> Input
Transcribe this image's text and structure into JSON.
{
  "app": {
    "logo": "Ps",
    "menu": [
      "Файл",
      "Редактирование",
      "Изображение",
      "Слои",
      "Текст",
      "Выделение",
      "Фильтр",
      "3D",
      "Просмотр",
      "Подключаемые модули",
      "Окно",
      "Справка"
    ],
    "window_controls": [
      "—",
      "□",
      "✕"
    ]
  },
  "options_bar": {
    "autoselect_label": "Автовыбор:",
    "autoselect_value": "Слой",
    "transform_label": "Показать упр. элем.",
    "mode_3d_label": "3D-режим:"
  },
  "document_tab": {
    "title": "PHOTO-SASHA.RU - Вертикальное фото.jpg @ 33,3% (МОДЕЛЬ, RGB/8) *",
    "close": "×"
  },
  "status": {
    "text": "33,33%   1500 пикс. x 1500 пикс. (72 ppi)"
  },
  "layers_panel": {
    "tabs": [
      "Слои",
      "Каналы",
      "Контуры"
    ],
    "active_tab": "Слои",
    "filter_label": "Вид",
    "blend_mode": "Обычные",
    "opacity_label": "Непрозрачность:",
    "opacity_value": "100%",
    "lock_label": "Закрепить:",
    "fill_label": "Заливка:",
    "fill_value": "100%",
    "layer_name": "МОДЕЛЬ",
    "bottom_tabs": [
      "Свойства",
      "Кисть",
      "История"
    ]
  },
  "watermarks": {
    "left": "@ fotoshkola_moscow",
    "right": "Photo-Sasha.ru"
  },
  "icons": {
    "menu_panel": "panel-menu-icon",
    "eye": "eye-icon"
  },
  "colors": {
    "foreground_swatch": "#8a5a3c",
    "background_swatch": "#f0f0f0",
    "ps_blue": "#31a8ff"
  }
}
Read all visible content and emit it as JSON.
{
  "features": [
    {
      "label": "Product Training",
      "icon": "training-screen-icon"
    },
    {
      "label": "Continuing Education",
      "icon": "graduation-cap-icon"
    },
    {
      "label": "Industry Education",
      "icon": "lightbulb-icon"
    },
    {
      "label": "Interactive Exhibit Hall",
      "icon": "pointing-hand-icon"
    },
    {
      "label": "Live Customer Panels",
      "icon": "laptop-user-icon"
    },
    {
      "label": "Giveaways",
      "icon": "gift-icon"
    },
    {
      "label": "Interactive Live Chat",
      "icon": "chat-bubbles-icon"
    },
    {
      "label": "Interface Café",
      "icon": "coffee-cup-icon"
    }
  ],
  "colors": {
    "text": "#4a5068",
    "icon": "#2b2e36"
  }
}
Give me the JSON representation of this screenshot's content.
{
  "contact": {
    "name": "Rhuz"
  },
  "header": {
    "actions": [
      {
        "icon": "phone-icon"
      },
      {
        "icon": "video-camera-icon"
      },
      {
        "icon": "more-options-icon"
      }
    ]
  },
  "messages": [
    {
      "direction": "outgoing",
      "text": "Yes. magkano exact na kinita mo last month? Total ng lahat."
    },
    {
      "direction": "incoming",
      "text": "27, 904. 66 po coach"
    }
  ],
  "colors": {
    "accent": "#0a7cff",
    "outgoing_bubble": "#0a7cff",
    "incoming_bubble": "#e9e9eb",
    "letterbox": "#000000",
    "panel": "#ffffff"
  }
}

> What is needed
Please quote the records above exactly, without skipping a line.

> Result of this exercise
Transcribe this image's text and structure into JSON.
{
  "app": {
    "logo": "Ps",
    "menu": [
      "Файл",
      "Редактирование",
      "Изображение",
      "Слои",
      "Текст",
      "Выделение",
      "Фильтр",
      "3D",
      "Просмотр",
      "Подключаемые модули",
      "Окно",
      "Справка"
    ],
    "window_controls": [
      "—",
      "□",
      "✕"
    ]
  },
  "options_bar": {
    "autoselect_label": "Автовыбор:",
    "autoselect_value": "Слой",
    "transform_label": "Показать упр. элем.",
    "mode_3d_label": "3D-режим:"
  },
  "document_tab": {
    "title": "PHOTO-SASHA.RU - Вертикальное фото.jpg @ 33,3% (МОДЕЛЬ, RGB/8) *",
    "close": "×"
  },
  "status": {
    "text": "33,33%   1500 пикс. x 1500 пикс. (72 ppi)"
  },
  "layers_panel": {
    "tabs": [
      "Слои",
      "Каналы",
      "Контуры"
    ],
    "active_tab": "Слои",
    "filter_label": "Вид",
    "blend_mode": "Обычные",
    "opacity_label": "Непрозрачность:",
    "opacity_value": "100%",
    "lock_label": "Закрепить:",
    "fill_label": "Заливка:",
    "fill_value": "100%",
    "layer_name": "МОДЕЛЬ",
    "bottom_tabs": [
      "Свойства",
      "Кисть",
      "История"
    ]
  },
  "watermarks": {
    "left": "@ fotoshkola_moscow",
    "right": "Photo-Sasha.ru"
  },
  "icons": {
    "menu_panel": "panel-menu-icon",
    "eye": "eye-icon"
  },
  "colors": {
    "foreground_swatch": "#8a5a3c",
    "background_swatch": "#f0f0f0",
    "ps_blue": "#31a8ff"
  }
}
Read all visible content and emit it as JSON.
{
  "features": [
    {
      "label": "Product Training",
      "icon": "training-screen-icon"
    },
    {
      "label": "Continuing Education",
      "icon": "graduation-cap-icon"
    },
    {
      "label": "Industry Education",
      "icon": "lightbulb-icon"
    },
    {
      "label": "Interactive Exhibit Hall",
      "icon": "pointing-hand-icon"
    },
    {
      "label": "Live Customer Panels",
      "icon": "laptop-user-icon"
    },
    {
      "label": "Giveaways",
      "icon": "gift-icon"
    },
    {
      "label": "Interactive Live Chat",
      "icon": "chat-bubbles-icon"
    },
    {
      "label": "Interface Café",
      "icon": "coffee-cup-icon"
    }
  ],
  "colors": {
    "text": "#4a5068",
    "icon": "#2b2e36"
  }
}
Give me the JSON representation of this screenshot's content.
{
  "contact": {
    "name": "Rhuz"
  },
  "header": {
    "actions": [
      {
        "icon": "phone-icon"
      },
      {
        "icon": "video-camera-icon"
      },
      {
        "icon": "more-options-icon"
      }
    ]
  },
  "messages": [
    {
      "direction": "outgoing",
      "text": "Yes. magkano exact na kinita mo last month? Total ng lahat."
    },
    {
      "direction": "incoming",
      "text": "27, 904. 66 po coach"
    }
  ],
  "colors": {
    "accent": "#0a7cff",
    "outgoing_bubble": "#0a7cff",
    "incoming_bubble": "#e9e9eb",
    "letterbox": "#000000",
    "panel": "#ffffff"
  }
}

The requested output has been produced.